** DATA IN THIS EXERCISE **
* * * * *

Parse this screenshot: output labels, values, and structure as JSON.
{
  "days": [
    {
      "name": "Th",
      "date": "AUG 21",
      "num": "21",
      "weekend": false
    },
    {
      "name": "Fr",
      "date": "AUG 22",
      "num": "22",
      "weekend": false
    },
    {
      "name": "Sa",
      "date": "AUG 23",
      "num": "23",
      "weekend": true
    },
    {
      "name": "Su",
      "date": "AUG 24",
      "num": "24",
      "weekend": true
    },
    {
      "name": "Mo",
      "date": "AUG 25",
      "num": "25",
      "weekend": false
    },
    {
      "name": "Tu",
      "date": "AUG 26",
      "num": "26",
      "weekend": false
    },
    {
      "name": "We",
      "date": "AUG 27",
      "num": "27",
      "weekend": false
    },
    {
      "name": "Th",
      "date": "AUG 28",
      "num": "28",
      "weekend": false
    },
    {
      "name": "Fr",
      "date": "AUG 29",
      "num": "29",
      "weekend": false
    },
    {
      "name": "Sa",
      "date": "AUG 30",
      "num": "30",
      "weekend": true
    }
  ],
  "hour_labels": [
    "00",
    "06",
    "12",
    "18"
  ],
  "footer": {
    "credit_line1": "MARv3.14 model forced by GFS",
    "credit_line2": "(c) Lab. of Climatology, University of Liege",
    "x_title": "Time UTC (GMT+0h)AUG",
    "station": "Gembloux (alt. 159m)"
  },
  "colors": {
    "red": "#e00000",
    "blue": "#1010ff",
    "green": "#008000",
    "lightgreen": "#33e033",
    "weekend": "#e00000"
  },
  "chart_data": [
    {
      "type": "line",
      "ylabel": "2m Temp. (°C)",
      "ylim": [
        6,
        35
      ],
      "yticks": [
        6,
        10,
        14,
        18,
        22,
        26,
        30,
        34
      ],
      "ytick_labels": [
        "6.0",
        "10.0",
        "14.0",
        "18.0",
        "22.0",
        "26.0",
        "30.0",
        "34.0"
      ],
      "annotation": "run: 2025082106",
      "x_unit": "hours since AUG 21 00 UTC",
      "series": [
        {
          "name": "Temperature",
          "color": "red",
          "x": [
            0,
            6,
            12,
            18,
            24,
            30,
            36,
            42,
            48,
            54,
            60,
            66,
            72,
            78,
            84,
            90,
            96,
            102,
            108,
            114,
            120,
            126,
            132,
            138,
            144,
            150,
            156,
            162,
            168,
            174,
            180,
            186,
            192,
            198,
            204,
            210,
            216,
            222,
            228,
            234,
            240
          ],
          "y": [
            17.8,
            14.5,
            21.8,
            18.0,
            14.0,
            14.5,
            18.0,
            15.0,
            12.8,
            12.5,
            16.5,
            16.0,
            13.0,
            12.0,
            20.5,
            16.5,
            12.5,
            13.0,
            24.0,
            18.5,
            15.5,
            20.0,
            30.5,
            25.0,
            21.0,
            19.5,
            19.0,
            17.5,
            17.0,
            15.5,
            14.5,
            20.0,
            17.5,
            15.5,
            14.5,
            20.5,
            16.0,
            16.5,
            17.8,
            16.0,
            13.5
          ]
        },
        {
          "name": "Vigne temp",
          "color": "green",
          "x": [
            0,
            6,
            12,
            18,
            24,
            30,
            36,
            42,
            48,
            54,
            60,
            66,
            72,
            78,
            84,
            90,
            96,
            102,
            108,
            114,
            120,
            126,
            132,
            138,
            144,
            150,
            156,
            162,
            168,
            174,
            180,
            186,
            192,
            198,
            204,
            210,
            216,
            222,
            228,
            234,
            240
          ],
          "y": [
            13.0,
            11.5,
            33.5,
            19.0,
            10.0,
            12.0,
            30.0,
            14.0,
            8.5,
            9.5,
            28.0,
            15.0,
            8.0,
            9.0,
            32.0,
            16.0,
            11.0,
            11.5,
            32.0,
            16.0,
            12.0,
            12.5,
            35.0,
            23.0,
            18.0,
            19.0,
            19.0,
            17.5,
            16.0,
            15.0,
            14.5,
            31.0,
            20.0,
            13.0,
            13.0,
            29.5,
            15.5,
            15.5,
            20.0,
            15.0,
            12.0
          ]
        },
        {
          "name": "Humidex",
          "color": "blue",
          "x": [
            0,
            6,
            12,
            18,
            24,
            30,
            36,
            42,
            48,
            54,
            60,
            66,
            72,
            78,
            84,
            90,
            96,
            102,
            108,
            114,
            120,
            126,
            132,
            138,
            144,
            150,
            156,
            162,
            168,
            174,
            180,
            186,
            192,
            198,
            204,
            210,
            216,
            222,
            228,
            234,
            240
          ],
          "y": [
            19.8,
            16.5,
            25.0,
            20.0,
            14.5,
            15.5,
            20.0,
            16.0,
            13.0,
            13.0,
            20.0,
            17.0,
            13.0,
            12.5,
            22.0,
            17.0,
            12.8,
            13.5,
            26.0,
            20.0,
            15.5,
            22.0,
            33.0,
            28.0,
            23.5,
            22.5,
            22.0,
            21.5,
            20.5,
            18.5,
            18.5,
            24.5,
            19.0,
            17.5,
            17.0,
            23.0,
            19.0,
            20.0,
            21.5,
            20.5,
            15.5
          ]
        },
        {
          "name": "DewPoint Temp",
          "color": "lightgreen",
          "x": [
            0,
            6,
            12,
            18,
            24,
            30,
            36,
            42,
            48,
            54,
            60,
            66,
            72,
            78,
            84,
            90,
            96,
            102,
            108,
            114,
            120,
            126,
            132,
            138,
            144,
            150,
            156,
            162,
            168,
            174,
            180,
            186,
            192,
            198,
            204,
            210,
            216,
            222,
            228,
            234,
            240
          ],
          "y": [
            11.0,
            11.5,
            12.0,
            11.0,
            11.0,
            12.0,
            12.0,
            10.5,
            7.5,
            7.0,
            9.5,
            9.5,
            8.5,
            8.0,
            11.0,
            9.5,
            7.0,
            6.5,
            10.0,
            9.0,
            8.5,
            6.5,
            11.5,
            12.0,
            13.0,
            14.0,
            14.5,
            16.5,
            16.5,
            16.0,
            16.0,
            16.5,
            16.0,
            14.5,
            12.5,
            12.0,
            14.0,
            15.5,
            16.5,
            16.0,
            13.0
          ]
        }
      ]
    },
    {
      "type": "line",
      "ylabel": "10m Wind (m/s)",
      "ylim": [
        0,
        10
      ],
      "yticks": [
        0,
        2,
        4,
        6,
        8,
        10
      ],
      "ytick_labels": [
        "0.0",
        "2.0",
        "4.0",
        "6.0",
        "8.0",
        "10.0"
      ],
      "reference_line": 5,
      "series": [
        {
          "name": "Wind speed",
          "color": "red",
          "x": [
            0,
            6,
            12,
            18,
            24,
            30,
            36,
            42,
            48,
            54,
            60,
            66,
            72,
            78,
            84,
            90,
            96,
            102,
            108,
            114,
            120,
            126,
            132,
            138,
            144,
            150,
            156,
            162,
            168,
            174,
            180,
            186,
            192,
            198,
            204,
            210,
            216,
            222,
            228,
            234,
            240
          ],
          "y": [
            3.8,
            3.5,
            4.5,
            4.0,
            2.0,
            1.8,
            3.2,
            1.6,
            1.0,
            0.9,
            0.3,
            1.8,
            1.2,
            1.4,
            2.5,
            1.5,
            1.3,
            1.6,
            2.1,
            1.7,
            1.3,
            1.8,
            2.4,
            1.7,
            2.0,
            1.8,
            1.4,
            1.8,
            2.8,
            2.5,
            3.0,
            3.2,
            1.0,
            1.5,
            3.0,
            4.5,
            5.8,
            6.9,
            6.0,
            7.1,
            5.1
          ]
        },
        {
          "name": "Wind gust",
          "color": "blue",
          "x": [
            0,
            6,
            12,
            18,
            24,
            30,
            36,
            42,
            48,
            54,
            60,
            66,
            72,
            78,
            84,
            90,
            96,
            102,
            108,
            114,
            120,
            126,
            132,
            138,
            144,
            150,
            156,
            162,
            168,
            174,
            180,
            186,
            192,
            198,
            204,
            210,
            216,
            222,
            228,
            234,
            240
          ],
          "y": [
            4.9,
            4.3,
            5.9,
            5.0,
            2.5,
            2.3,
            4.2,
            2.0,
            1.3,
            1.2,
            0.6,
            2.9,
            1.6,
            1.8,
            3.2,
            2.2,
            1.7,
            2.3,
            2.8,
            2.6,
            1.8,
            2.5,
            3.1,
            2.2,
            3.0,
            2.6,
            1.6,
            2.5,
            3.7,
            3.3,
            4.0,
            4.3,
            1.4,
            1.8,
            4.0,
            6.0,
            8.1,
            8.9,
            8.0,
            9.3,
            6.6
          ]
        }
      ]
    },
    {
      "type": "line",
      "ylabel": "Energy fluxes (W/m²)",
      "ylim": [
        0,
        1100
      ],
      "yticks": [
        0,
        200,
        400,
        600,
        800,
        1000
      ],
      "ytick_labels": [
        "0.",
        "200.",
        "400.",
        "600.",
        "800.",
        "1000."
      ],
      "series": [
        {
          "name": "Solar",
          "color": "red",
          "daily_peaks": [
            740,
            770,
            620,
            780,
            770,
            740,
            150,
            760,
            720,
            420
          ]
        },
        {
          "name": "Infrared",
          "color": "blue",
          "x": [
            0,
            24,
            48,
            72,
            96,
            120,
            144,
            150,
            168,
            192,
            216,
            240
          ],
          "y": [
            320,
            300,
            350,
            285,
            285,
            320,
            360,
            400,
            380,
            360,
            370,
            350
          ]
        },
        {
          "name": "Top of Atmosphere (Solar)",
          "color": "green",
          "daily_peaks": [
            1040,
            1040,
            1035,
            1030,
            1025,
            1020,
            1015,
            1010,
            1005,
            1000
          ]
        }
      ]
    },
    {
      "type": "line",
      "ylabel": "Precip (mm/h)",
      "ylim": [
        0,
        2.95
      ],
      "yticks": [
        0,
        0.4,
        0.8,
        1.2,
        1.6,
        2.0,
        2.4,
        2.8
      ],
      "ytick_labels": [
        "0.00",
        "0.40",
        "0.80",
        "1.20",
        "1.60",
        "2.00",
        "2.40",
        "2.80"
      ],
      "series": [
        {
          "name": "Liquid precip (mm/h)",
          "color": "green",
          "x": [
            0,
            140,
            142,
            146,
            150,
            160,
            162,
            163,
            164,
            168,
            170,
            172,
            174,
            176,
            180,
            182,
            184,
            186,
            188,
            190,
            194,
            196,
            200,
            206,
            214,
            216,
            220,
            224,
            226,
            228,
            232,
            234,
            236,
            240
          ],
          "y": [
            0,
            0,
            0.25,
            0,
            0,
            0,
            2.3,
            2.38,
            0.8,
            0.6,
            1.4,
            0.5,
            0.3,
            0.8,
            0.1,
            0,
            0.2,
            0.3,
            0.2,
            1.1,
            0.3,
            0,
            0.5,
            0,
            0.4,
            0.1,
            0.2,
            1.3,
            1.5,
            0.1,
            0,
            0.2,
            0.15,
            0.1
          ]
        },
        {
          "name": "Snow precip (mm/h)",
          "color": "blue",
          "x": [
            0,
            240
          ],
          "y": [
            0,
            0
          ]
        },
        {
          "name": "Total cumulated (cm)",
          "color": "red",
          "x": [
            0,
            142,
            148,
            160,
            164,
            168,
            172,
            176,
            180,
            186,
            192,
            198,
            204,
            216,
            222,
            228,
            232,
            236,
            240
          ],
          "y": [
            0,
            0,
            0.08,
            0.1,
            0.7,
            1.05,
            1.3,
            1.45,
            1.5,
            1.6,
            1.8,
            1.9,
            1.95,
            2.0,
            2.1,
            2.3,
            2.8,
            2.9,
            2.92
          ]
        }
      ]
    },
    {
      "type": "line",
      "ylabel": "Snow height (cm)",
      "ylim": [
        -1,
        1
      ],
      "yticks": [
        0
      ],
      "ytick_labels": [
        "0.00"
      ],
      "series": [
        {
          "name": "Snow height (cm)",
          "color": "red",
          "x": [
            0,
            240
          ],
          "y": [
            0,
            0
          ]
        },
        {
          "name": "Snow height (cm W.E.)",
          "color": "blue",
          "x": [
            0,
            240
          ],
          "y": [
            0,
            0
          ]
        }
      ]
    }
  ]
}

* * * * *

** YOUR GOAL **
Identify and copy the lines holding the word "date".

** RESULT **
      "date": "AUG 21",
      "date": "AUG 22",
      "date": "AUG 23",
      "date": "AUG 24",
      "date": "AUG 25",
      "date": "AUG 26",
      "date": "AUG 27",
      "date": "AUG 28",
      "date": "AUG 29",
      "date": "AUG 30",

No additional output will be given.